- [Required task]
The exercise asks you to copy every line below in which "number" appears.

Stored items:
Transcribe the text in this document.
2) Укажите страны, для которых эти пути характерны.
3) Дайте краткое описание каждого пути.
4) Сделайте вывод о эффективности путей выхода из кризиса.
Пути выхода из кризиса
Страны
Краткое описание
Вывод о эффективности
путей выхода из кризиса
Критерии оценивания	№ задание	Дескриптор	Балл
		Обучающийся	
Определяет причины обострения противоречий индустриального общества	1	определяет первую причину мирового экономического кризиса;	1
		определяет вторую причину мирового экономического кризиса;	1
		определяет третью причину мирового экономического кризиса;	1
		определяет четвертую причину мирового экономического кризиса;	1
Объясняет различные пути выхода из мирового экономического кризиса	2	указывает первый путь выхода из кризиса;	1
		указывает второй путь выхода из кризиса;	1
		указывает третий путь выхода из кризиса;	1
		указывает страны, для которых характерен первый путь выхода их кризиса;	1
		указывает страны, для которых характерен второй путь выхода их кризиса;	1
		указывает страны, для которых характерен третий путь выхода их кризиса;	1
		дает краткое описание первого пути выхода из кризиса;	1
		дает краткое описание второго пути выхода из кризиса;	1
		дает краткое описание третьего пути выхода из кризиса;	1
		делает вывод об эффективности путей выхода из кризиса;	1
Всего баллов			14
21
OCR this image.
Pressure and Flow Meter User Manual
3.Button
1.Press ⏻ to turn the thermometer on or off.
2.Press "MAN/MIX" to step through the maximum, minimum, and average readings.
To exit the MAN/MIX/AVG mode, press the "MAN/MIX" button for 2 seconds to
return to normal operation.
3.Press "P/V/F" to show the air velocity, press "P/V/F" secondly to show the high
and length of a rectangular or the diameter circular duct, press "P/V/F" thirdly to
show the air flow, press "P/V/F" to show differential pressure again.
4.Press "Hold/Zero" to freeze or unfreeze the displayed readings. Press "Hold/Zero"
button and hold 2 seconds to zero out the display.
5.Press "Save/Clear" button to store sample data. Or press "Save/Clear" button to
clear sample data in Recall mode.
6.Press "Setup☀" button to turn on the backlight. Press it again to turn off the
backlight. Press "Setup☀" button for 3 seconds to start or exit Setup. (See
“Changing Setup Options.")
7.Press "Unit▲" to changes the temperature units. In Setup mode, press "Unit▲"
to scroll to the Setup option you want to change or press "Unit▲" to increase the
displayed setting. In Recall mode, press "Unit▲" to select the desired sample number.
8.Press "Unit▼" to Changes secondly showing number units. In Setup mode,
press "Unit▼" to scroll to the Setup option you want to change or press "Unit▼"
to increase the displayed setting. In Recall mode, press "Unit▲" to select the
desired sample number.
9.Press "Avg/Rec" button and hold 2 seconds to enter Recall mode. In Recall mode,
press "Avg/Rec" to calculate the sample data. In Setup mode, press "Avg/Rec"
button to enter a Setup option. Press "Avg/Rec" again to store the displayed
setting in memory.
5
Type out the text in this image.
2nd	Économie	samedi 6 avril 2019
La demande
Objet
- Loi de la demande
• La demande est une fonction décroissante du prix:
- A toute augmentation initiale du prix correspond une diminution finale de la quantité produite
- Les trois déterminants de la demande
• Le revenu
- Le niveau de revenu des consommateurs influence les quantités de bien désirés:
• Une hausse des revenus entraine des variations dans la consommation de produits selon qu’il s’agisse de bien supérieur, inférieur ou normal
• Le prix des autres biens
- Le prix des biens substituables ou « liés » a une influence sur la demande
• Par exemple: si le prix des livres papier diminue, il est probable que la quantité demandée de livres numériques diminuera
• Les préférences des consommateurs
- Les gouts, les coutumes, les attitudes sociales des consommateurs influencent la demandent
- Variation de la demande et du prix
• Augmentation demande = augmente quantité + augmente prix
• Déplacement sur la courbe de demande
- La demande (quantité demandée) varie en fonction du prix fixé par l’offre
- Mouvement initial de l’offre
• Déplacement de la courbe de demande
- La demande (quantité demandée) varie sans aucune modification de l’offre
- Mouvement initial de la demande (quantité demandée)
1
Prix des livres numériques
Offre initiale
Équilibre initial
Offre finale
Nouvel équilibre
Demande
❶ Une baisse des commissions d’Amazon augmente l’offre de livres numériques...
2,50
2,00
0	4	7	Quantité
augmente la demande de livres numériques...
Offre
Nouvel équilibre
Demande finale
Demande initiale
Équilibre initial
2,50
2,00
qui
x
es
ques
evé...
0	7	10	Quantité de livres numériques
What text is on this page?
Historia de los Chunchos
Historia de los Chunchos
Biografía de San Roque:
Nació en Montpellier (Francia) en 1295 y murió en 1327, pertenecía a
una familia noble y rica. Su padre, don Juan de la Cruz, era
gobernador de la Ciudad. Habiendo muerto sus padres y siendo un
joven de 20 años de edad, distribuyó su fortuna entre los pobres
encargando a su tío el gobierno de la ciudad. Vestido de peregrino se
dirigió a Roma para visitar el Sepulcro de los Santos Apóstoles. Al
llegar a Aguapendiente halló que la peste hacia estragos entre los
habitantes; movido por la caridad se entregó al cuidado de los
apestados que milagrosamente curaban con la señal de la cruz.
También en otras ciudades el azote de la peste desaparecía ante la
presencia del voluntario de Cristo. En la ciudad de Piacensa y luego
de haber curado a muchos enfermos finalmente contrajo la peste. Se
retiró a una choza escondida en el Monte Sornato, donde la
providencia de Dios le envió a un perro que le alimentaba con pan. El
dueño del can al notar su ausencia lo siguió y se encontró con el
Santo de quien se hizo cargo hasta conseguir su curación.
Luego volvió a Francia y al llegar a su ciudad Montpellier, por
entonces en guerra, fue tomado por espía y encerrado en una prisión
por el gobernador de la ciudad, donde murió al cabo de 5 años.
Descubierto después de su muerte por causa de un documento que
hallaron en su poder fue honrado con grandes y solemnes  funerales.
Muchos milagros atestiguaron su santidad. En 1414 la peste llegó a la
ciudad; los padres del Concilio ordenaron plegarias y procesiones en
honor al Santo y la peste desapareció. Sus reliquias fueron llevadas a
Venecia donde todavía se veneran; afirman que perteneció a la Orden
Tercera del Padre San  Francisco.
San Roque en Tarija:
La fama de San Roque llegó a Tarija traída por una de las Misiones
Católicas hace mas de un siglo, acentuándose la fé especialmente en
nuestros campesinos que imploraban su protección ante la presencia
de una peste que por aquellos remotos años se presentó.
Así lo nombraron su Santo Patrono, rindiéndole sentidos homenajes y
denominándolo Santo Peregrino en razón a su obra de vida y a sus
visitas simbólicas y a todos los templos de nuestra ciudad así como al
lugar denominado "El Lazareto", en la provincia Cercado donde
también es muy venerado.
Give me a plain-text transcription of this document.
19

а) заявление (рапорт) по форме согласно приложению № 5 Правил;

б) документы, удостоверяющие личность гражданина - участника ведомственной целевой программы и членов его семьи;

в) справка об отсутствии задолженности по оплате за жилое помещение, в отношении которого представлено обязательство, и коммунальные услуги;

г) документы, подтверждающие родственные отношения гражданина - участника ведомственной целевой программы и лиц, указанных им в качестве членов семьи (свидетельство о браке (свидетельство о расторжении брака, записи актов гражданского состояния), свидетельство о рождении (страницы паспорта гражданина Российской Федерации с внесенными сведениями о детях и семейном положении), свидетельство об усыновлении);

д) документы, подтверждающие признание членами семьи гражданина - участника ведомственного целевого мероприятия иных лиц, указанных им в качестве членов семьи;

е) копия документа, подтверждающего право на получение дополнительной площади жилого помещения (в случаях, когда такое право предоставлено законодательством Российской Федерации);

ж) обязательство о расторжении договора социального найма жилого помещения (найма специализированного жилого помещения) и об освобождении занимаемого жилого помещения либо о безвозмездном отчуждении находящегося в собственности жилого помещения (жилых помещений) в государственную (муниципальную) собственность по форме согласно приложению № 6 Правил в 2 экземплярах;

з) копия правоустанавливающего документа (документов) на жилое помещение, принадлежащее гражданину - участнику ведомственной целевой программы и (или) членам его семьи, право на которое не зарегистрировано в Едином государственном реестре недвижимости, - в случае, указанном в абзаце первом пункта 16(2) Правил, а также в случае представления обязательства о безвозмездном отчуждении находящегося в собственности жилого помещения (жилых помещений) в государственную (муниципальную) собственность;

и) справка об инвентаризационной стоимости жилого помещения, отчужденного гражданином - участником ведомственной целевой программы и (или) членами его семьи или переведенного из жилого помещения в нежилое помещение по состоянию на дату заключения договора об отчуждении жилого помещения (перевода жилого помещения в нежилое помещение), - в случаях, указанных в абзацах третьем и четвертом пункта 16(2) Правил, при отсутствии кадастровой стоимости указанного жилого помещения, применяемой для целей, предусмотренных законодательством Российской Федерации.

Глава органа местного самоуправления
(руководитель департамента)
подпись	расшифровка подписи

- [Answer to the task]
displayed setting. In Recall mode, press "Unit▲" to select the desired sample number.
8.Press "Unit▼" to Changes secondly showing number units. In Setup mode,
desired sample number.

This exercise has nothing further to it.